- [Exercise objective]:
Return a copy of every line in the records that includes the word "smiles".

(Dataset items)
- - -
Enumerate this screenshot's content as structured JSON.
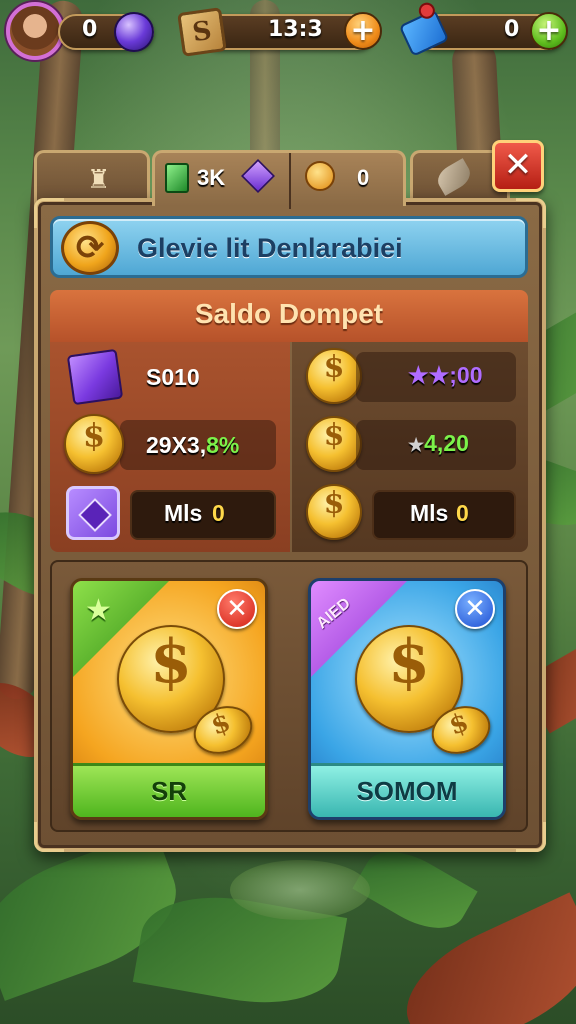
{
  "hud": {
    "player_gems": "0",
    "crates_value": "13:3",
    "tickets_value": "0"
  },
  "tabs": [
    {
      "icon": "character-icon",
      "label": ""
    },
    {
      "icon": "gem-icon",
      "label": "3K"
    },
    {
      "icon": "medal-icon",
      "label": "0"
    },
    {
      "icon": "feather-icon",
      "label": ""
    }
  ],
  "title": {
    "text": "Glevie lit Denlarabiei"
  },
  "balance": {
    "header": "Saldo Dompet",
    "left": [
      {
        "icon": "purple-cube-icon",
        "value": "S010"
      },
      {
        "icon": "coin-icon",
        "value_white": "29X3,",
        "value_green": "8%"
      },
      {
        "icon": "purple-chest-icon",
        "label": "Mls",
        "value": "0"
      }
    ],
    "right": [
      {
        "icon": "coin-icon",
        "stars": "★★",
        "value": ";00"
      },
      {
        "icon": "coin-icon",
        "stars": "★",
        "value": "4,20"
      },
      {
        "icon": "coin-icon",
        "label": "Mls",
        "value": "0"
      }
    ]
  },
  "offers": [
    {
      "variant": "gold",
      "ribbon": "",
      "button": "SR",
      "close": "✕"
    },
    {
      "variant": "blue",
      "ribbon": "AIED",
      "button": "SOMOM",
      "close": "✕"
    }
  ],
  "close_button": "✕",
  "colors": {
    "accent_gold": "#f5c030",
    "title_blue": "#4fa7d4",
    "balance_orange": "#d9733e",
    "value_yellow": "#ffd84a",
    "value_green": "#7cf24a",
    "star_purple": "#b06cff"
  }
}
- - -
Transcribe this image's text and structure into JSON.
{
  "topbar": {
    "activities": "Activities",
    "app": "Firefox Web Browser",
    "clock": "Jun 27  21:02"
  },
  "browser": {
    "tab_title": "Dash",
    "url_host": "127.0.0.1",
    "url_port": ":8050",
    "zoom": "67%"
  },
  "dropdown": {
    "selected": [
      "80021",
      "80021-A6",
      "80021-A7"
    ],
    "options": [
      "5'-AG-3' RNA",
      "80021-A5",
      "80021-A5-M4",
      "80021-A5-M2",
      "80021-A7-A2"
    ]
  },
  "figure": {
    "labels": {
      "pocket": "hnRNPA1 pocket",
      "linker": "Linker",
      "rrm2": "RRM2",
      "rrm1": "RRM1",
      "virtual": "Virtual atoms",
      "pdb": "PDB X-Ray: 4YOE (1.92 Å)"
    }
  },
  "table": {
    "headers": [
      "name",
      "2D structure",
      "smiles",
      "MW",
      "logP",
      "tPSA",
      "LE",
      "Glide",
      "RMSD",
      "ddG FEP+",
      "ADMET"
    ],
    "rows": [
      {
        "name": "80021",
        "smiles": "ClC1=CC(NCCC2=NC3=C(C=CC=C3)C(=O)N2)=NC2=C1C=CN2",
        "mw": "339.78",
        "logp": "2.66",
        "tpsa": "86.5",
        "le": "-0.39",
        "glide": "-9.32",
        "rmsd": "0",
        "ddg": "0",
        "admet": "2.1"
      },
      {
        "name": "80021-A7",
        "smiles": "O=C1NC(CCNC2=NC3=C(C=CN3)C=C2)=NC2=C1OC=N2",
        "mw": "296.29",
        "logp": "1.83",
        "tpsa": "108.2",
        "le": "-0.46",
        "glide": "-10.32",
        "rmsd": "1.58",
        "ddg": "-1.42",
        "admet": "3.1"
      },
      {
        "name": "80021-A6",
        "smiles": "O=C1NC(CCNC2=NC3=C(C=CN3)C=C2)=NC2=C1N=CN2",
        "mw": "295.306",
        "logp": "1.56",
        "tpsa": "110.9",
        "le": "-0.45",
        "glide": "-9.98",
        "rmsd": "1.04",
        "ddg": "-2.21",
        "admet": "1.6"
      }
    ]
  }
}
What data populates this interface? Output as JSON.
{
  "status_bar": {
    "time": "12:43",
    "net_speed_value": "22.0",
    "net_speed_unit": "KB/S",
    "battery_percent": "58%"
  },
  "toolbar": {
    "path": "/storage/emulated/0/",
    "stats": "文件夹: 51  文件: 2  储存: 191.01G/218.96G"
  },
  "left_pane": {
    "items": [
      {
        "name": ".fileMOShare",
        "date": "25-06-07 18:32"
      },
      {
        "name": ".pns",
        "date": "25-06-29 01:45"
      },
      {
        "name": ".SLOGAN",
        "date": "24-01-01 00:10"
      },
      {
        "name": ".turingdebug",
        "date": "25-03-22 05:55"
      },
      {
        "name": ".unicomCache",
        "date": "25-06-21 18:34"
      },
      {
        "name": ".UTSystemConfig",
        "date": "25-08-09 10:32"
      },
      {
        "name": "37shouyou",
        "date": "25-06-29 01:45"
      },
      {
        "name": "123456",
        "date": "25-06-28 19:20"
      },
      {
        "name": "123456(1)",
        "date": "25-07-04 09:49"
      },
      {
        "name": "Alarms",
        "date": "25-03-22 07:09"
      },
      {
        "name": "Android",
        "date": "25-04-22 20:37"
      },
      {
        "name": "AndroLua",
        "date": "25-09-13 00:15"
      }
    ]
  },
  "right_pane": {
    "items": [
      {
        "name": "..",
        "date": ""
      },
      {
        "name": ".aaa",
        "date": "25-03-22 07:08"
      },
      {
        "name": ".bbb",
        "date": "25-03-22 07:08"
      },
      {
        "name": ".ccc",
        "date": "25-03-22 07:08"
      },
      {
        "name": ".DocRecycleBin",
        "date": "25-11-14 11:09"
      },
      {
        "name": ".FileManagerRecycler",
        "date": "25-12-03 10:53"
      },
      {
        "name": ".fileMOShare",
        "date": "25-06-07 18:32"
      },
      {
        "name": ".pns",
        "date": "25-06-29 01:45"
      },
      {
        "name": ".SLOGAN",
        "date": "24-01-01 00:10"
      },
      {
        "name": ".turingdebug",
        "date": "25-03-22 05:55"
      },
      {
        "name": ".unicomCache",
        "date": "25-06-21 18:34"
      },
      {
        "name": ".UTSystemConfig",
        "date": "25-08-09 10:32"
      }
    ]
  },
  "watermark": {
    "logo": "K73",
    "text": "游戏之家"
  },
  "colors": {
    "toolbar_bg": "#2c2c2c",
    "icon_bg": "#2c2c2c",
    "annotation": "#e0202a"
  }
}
- - -
- [Solution below]:
      "smiles",
        "smiles": "ClC1=CC(NCCC2=NC3=C(C=CC=C3)C(=O)N2)=NC2=C1C=CN2",
        "smiles": "O=C1NC(CCNC2=NC3=C(C=CN3)C=C2)=NC2=C1OC=N2",
        "smiles": "O=C1NC(CCNC2=NC3=C(C=CN3)C=C2)=NC2=C1N=CN2",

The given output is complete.